◆ **EXCERPT PROVIDED**:
━━━━━━━━━━━━━━━━━━━━

Open MPI logo

Open MPI Development Mailing List Archives

  |   Home   |   Support   |   FAQ   |   all Development mailing list

From: Tim Prins (tprins_at_[hidden])
Date: 2007-06-06 11:21:53


Actually, the tests are quite painful to run, since there are things in
there that aren't real tests (such as spin, no-op, loob-child, etc) and
I really don't know what the expected output should be.

Anyways, I have made my way through these things, and I could not see
any failures. This should clear the way for these changesets to be being
brought in.

George: Do you want to bring this over? If you do, remember to also
remove test/class/orte_bitmap.c

Thanks,

Tim

Ralph H Castain wrote:
> Sigh...is it really so much to ask that we at least run the tests in
> orte/test/system and orte/test/mpi using both mpirun and singleton (where
> appropriate) instead of just relying on "well I ran hello_world"?
>
> That is all I have ever asked, yet it seems to be viewed as a huge
> impediment. Is it really that much to ask for when modifying a core part of
> the system? :-/
>
> If you have done those tests, then my apology - but your note only indicates
> that you ran "hello_world" and are basing your recommendation *solely* on
> that test.

━━━━━━━━━━━━━━━━━━━━

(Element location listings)
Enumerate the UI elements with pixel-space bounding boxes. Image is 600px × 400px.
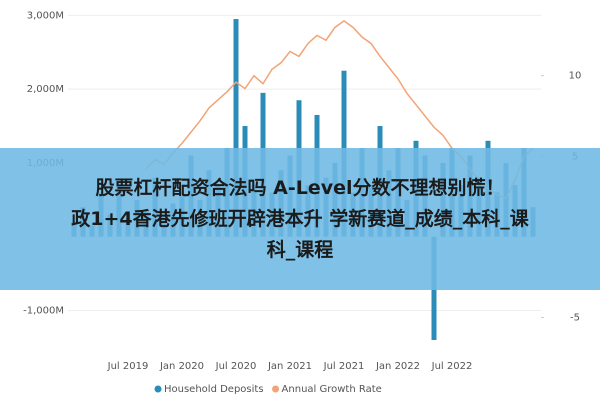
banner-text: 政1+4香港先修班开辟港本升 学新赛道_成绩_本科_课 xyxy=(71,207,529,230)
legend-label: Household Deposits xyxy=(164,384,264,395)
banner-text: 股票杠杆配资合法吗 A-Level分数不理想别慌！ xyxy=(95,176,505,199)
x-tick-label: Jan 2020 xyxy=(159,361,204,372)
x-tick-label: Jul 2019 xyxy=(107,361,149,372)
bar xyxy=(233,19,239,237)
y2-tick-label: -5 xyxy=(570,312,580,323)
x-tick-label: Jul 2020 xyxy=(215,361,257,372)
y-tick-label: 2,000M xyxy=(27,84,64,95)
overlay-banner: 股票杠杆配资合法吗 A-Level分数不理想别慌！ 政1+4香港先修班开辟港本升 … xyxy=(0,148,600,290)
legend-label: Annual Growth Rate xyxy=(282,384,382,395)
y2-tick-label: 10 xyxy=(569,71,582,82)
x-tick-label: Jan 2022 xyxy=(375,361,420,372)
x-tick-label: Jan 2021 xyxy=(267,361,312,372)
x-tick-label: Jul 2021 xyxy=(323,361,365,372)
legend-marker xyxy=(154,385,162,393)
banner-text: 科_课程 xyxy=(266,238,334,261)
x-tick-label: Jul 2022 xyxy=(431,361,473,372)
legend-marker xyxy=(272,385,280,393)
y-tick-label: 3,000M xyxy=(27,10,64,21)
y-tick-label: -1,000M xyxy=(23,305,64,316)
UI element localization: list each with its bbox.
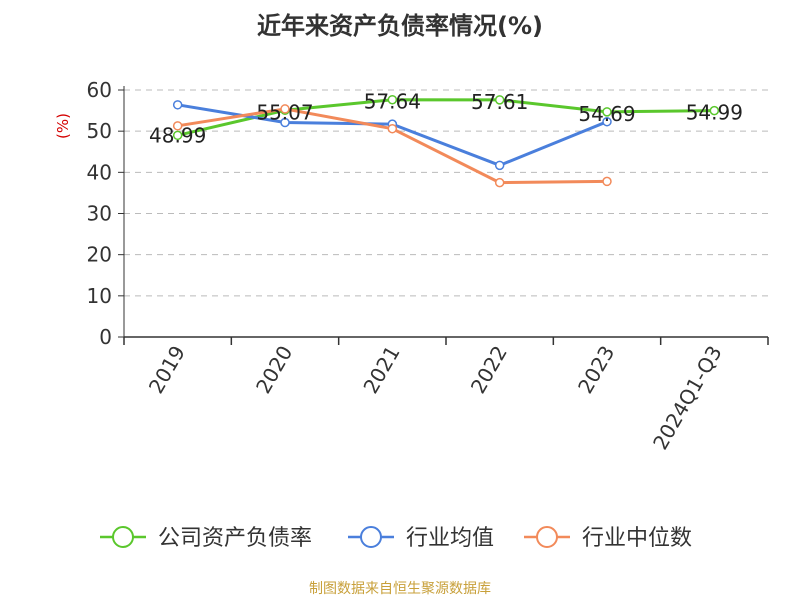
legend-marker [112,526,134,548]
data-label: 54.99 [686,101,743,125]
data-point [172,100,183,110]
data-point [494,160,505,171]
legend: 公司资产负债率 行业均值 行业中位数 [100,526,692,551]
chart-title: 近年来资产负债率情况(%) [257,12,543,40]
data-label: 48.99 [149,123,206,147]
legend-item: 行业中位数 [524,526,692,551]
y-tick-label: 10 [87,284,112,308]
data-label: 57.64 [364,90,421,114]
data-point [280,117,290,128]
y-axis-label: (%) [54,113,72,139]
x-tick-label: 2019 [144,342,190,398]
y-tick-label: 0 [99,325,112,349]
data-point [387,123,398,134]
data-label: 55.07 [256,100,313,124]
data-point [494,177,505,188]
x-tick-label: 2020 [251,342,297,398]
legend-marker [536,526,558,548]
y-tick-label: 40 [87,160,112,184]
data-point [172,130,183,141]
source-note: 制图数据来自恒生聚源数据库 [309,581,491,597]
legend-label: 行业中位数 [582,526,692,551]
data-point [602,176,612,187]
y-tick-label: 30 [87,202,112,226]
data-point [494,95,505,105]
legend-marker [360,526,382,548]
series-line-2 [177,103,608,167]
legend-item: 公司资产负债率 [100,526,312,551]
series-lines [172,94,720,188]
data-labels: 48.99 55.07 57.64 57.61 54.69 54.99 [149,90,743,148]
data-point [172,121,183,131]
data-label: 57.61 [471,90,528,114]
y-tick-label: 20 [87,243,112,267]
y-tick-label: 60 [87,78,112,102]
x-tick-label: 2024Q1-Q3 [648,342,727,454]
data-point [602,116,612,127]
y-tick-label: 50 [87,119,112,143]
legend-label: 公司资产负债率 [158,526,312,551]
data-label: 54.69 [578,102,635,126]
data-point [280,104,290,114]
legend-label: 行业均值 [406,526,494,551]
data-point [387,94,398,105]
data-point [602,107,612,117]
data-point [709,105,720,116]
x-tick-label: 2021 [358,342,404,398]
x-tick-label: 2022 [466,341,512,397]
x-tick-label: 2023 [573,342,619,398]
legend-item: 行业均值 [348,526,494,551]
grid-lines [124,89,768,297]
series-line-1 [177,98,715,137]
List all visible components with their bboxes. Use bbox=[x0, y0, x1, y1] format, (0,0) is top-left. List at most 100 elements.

━━━━━━━━━━━━━━━━━━━━

◆ **REQUESTS**:
A: From the listings above, copy verbatim the lines between the line holding "legend-marker [112,526,134,548]" and the line holding "x-tick-label: 2020 [251,342,297,398]", inclusive.
B: Extend the mailing list post on running the test suites, picking up after its final line.

◆ **ANSWERS PROVIDED**:
A:
legend-marker [112,526,134,548]
data-label: 54.99 [686,101,743,125]
data-point [172,100,183,110]
data-point [494,160,505,171]
legend: 公司资产负债率 行业均值 行业中位数 [100,526,692,551]
chart-title: 近年来资产负债率情况(%) [257,12,543,40]
data-label: 48.99 [149,123,206,147]
legend-item: 行业中位数 [524,526,692,551]
y-tick-label: 10 [87,284,112,308]
data-label: 57.64 [364,90,421,114]
data-point [280,117,290,128]
y-axis-label: (%) [54,113,72,139]
x-tick-label: 2019 [144,342,190,398]
y-tick-label: 0 [99,325,112,349]
data-point [387,123,398,134]
data-label: 55.07 [256,100,313,124]
data-point [494,177,505,188]
x-tick-label: 2020 [251,342,297,398]

B:
>
>
> On 6/6/07 7:51 AM, "Tim Prins" <tprins_at_[hidden]> wrote:
>
>
>> I hate to go back to this, but...
>>
>> The original commits also included changes to gpr_replica_dict_fn.c
>> (r14331 and r14336). This change shows some performance improvement for
>> me (about %8 on mpi hello, 123 nodes, 4ppn), and cleans up some ugliness
>> in the gpr. Again, this is a algorithmic change so as the job scales the
>> performance improvement would be more noticeable.
>>
>> I vote that this be put back in.
>>
>> On a related topic, a small memory leak was fixed in r14328, and then
>> reverted. This change should be put back in.
>>
>> Tim
>>
>> George Bosilca wrote:
>>
>>> Commit r14791 apply this patch to the trunk. Let me know if you
>>> encounter any kind of troubles.
>>>
>>> Thanks,
>>> george.
>>>
>>> On May 29, 2007, at 2:28 PM, Ralph Castain wrote:
>>>
>>>
>>>> After some work off-list with Tim, it appears that something has been
>>>> broken
>>>> again on the OMPI trunk with respect to comm_spawn. It was working
>>>> two weeks
>>>> ago, but...sigh.
>>>>
>>>> Anyway, it doesn't appear to have any bearing either way on George's
>>>> patch(es), so whomever wants to commit them is welcome to do so.
>>>>
>>>> Thanks
>>>> Ralph
>>>>
>>>>
>>>> On 5/29/07 11:44 AM, "Ralph Castain" <rhc_at_[hidden]> wrote:
>>>>
>>>>
>>>>>
>>>>> On 5/29/07 11:02 AM, "Tim Prins" <tprins_at_[hidden]> wrote:
>>>>>
>>>>>
>>>>>> Well, after fixing many of the tests...
>>>>>>
>>>>> Interesting - they worked fine for me. Perhaps a difference in
>>>>> environment.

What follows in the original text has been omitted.